» **Dataset items**:
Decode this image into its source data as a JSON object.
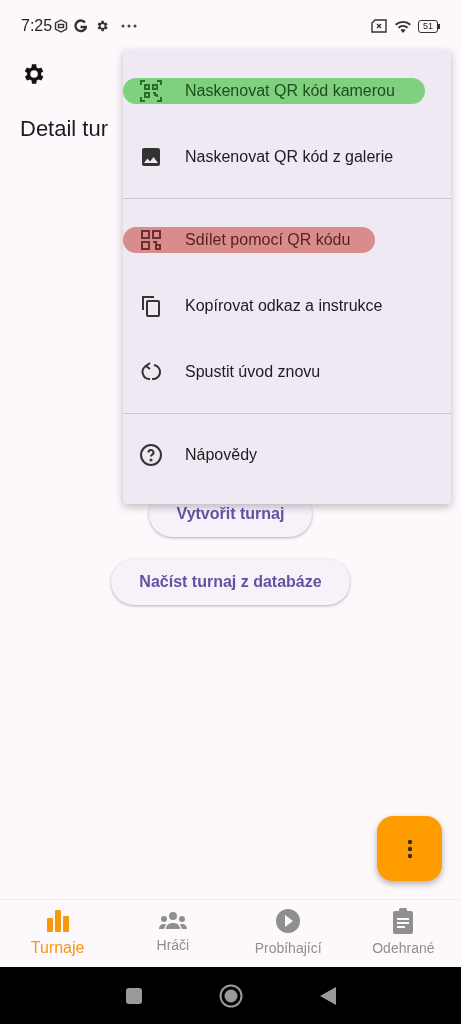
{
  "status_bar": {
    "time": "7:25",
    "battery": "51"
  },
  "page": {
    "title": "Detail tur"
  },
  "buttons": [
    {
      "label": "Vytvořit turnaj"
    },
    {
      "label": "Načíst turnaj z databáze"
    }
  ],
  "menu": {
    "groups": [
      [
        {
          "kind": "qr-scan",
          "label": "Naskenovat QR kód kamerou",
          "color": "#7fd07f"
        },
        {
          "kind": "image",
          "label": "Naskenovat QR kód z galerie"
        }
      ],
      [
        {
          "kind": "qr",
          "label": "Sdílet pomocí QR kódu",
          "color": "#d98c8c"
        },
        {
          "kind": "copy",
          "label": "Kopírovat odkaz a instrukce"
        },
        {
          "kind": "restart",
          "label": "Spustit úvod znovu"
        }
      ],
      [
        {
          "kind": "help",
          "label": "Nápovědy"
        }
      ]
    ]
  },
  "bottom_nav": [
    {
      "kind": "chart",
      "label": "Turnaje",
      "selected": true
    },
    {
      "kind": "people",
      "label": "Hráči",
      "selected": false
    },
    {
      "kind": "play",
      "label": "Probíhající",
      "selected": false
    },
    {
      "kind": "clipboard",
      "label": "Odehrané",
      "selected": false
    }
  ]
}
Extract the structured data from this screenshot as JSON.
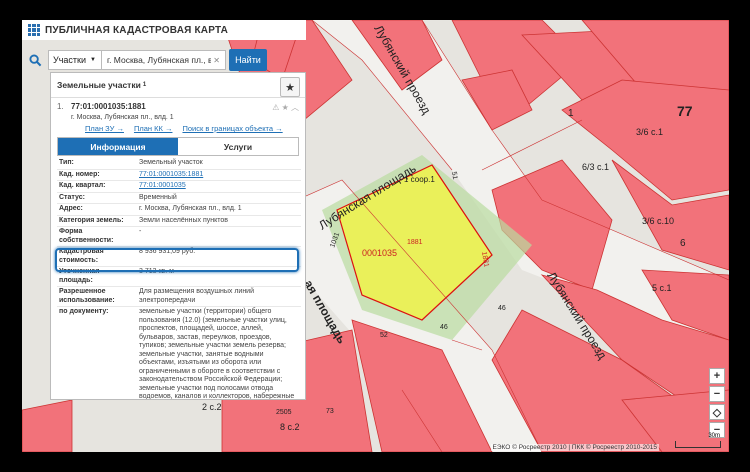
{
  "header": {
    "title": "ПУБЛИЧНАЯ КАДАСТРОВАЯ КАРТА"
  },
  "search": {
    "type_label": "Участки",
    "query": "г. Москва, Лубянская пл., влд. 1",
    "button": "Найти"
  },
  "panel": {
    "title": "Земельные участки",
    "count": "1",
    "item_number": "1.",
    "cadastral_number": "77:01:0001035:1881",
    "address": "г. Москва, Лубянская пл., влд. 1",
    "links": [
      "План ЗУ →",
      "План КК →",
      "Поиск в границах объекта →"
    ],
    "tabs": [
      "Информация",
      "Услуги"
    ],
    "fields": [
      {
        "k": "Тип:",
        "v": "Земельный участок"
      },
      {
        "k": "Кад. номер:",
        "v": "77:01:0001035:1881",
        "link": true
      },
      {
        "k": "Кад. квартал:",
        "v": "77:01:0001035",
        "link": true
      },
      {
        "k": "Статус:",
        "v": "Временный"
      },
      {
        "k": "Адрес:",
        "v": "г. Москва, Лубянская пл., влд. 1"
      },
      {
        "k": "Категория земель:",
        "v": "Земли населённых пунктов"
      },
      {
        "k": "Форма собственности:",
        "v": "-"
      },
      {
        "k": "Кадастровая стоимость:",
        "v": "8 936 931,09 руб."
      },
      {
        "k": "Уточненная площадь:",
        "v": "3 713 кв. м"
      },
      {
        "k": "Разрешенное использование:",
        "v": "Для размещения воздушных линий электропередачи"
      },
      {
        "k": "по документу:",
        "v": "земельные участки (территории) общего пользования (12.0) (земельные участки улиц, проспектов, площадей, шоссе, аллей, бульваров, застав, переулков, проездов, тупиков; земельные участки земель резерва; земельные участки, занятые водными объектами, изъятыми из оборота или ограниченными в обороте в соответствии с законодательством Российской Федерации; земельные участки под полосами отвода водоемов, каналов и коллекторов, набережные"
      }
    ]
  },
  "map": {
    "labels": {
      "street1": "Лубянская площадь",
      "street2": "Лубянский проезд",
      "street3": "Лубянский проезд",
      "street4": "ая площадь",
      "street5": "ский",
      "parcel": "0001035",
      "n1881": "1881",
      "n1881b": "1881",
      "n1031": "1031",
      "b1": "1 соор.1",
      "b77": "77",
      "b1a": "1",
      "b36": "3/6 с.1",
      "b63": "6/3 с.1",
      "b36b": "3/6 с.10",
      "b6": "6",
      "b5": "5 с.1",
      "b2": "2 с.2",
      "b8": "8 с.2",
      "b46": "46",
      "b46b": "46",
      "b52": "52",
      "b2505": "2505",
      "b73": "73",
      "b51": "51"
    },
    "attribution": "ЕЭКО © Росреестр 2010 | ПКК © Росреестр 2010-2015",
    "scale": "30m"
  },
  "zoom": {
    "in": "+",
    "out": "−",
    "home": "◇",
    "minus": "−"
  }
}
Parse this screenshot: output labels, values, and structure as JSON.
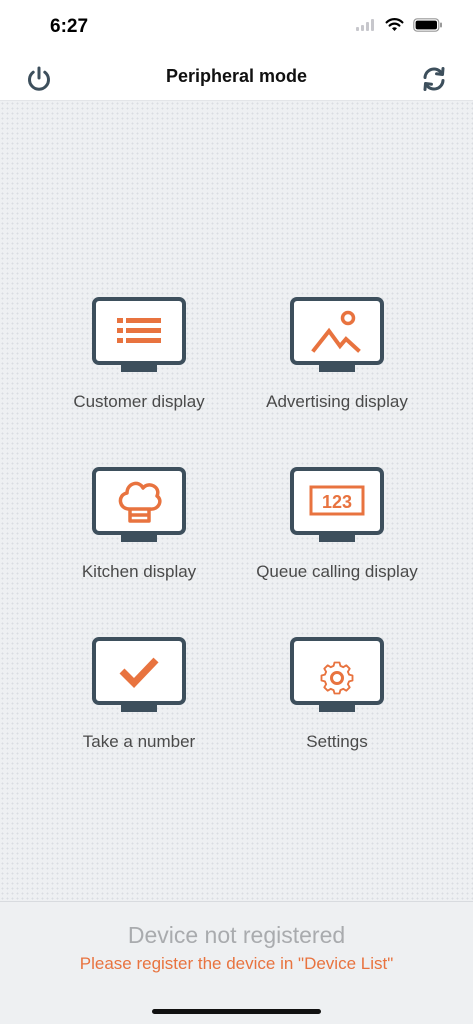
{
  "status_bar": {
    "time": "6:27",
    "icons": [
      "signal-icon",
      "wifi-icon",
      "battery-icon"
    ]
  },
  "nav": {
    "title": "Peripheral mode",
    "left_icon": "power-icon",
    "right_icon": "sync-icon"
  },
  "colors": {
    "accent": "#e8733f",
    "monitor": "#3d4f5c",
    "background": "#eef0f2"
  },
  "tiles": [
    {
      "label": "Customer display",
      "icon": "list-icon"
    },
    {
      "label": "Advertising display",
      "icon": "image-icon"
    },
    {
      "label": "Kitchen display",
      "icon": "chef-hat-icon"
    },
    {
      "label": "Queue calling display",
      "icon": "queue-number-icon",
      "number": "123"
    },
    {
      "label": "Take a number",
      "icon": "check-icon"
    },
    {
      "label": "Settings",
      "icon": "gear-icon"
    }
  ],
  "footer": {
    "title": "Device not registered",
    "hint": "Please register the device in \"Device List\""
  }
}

--

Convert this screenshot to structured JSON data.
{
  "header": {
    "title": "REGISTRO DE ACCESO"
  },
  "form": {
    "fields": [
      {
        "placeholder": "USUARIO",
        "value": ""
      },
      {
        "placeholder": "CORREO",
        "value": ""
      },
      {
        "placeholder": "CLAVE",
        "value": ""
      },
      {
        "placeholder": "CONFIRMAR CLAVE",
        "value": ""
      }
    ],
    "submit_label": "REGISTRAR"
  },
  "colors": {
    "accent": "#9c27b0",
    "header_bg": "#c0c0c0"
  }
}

* * *

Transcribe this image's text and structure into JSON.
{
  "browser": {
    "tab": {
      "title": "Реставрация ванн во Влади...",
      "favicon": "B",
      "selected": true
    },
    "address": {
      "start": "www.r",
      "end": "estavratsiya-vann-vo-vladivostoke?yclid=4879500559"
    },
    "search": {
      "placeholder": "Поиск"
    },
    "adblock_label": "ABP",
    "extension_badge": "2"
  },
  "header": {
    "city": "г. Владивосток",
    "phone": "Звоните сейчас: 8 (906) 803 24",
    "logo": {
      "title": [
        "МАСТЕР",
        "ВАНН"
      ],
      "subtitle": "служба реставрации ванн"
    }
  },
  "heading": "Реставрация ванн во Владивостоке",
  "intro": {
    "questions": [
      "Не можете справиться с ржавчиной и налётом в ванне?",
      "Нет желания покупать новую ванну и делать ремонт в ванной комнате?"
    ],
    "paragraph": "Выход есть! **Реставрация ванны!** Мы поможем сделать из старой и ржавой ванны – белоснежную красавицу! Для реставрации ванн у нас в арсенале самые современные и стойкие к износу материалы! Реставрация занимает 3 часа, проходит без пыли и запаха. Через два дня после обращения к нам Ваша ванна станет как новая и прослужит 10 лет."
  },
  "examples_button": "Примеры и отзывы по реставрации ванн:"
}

» **TASK**:
List every line from the entries above in which "placeholder" appears.

» **ANSWER**:
        "placeholder": "USUARIO",
        "placeholder": "CORREO",
        "placeholder": "CLAVE",
        "placeholder": "CONFIRMAR CLAVE",
      "placeholder": "Поиск"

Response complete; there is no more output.